§ ENTRIES:
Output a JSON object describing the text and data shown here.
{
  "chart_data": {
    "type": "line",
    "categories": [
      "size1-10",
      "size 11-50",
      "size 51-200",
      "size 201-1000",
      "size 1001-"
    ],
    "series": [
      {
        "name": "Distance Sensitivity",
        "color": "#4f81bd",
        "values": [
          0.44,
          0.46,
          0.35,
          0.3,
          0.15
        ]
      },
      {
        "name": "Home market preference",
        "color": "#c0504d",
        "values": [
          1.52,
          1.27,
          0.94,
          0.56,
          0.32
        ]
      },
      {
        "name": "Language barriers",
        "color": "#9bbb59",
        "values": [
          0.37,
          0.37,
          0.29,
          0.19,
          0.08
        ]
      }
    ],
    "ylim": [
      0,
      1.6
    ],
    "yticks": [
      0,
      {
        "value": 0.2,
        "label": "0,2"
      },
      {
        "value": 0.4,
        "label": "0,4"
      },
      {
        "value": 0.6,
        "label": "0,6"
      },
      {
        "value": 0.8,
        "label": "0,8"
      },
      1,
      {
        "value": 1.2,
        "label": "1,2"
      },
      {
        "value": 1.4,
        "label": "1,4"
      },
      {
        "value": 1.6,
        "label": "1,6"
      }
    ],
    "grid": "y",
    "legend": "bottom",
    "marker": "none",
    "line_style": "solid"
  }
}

§ STATED PROBLEM: Would you reproduce all the entries exactly?

§ FINISHED ANSWER:
Output a JSON object describing the text and data shown here.
{
  "chart_data": {
    "type": "line",
    "categories": [
      "size1-10",
      "size 11-50",
      "size 51-200",
      "size 201-1000",
      "size 1001-"
    ],
    "series": [
      {
        "name": "Distance Sensitivity",
        "color": "#4f81bd",
        "values": [
          0.44,
          0.46,
          0.35,
          0.3,
          0.15
        ]
      },
      {
        "name": "Home market preference",
        "color": "#c0504d",
        "values": [
          1.52,
          1.27,
          0.94,
          0.56,
          0.32
        ]
      },
      {
        "name": "Language barriers",
        "color": "#9bbb59",
        "values": [
          0.37,
          0.37,
          0.29,
          0.19,
          0.08
        ]
      }
    ],
    "ylim": [
      0,
      1.6
    ],
    "yticks": [
      0,
      {
        "value": 0.2,
        "label": "0,2"
      },
      {
        "value": 0.4,
        "label": "0,4"
      },
      {
        "value": 0.6,
        "label": "0,6"
      },
      {
        "value": 0.8,
        "label": "0,8"
      },
      1,
      {
        "value": 1.2,
        "label": "1,2"
      },
      {
        "value": 1.4,
        "label": "1,4"
      },
      {
        "value": 1.6,
        "label": "1,6"
      }
    ],
    "grid": "y",
    "legend": "bottom",
    "marker": "none",
    "line_style": "solid"
  }
}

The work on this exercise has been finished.